[Source records]
----------------

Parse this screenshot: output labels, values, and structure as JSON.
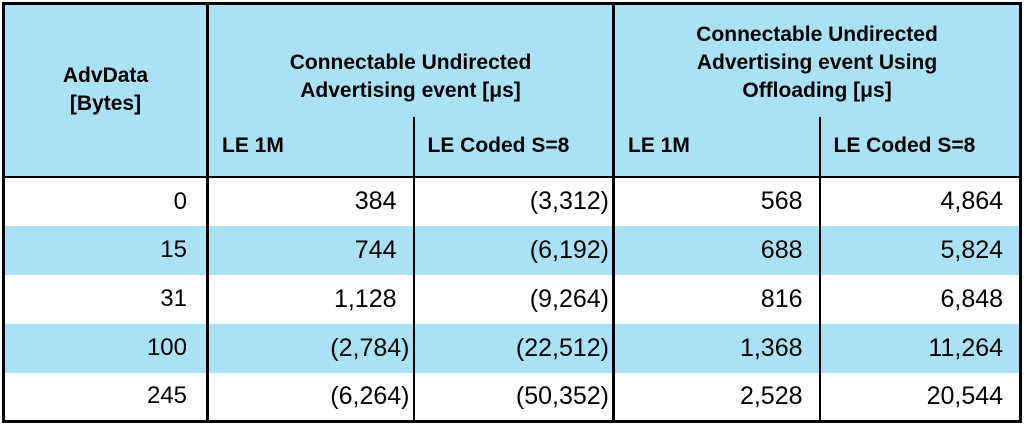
{
  "table": {
    "corner_header": "AdvData\n[Bytes]",
    "groups": [
      {
        "title": "Connectable Undirected\nAdvertising event [μs]",
        "sub": [
          "LE 1M",
          "LE Coded S=8"
        ]
      },
      {
        "title": "Connectable Undirected\nAdvertising event Using\nOffloading [μs]",
        "sub": [
          "LE 1M",
          "LE Coded S=8"
        ]
      }
    ],
    "rows": [
      [
        "0",
        "384",
        "(3,312)",
        "568",
        "4,864"
      ],
      [
        "15",
        "744",
        "(6,192)",
        "688",
        "5,824"
      ],
      [
        "31",
        "1,128",
        "(9,264)",
        "816",
        "6,848"
      ],
      [
        "100",
        "(2,784)",
        "(22,512)",
        "1,368",
        "11,264"
      ],
      [
        "245",
        "(6,264)",
        "(50,352)",
        "2,528",
        "20,544"
      ]
    ]
  },
  "colors": {
    "header_background": "#aae1f7",
    "stripe_background": "#aae1f7",
    "border": "#000000",
    "text": "#000000",
    "page_background": "#ffffff"
  }
}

----------------

▶ **Exercise task**: Except for the pictures, give all the material above again verbatim.

▶ **Exercise solution**:
Parse this screenshot: output labels, values, and structure as JSON.
{
  "table": {
    "corner_header": "AdvData\n[Bytes]",
    "groups": [
      {
        "title": "Connectable Undirected\nAdvertising event [μs]",
        "sub": [
          "LE 1M",
          "LE Coded S=8"
        ]
      },
      {
        "title": "Connectable Undirected\nAdvertising event Using\nOffloading [μs]",
        "sub": [
          "LE 1M",
          "LE Coded S=8"
        ]
      }
    ],
    "rows": [
      [
        "0",
        "384",
        "(3,312)",
        "568",
        "4,864"
      ],
      [
        "15",
        "744",
        "(6,192)",
        "688",
        "5,824"
      ],
      [
        "31",
        "1,128",
        "(9,264)",
        "816",
        "6,848"
      ],
      [
        "100",
        "(2,784)",
        "(22,512)",
        "1,368",
        "11,264"
      ],
      [
        "245",
        "(6,264)",
        "(50,352)",
        "2,528",
        "20,544"
      ]
    ]
  },
  "colors": {
    "header_background": "#aae1f7",
    "stripe_background": "#aae1f7",
    "border": "#000000",
    "text": "#000000",
    "page_background": "#ffffff"
  }
}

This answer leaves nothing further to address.